Work to be completed
Set down each line of the data below exactly as it stands, dropping the pictures.

* * * * *

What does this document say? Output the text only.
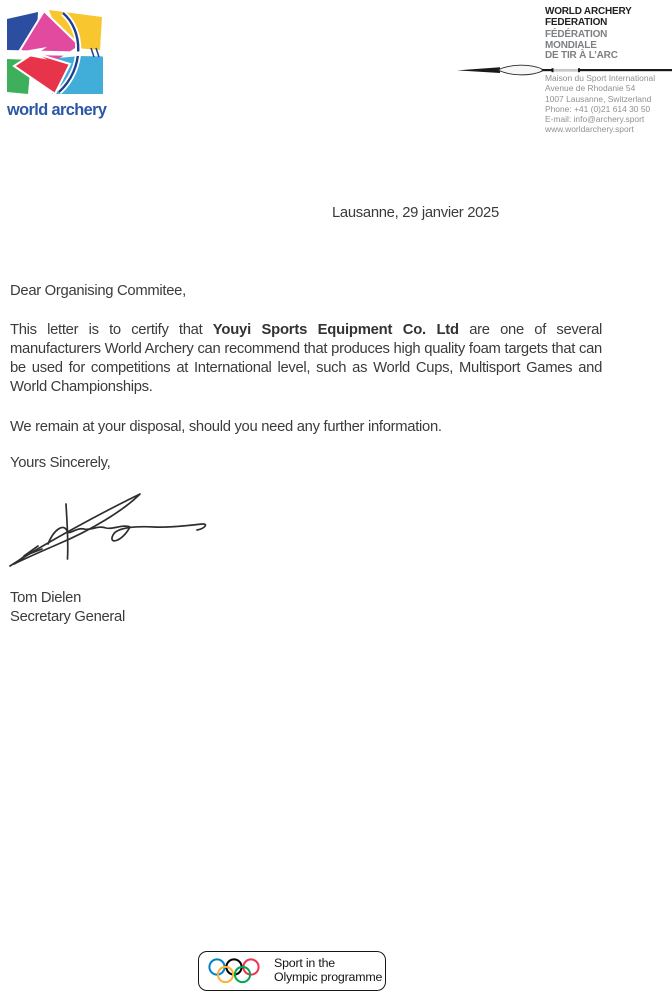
world archery
WORLD ARCHERY
FEDERATION
FÉDÉRATION
MONDIALE
DE TIR À L’ARC
Maison du Sport International
Avenue de Rhodanie 54
1007 Lausanne, Switzerland
Phone: +41 (0)21 614 30 50
E-mail: info@archery.sport
www.worldarchery.sport
Lausanne, 29 janvier 2025
Dear Organising Commitee,

This letter is to certify that Youyi Sports Equipment Co. Ltd are one of several manufacturers World Archery can recommend that produces high quality foam targets that can be used for competitions at International level, such as World Cups, Multisport Games and World Championships.

We remain at your disposal, should you need any further information.

Yours Sincerely,
Tom Dielen
Secretary General
Sport in the
Olympic programme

* * * * *

Result of this task
What does this document say? Output the text only.
world archery
WORLD ARCHERY
FEDERATION
FÉDÉRATION
MONDIALE
DE TIR À L’ARC
Maison du Sport International
Avenue de Rhodanie 54
1007 Lausanne, Switzerland
Phone: +41 (0)21 614 30 50
E-mail: info@archery.sport
www.worldarchery.sport
Lausanne, 29 janvier 2025
Dear Organising Commitee,

This letter is to certify that Youyi Sports Equipment Co. Ltd are one of several manufacturers World Archery can recommend that produces high quality foam targets that can be used for competitions at International level, such as World Cups, Multisport Games and World Championships.

We remain at your disposal, should you need any further information.

Yours Sincerely,
Tom Dielen
Secretary General
Sport in the
Olympic programme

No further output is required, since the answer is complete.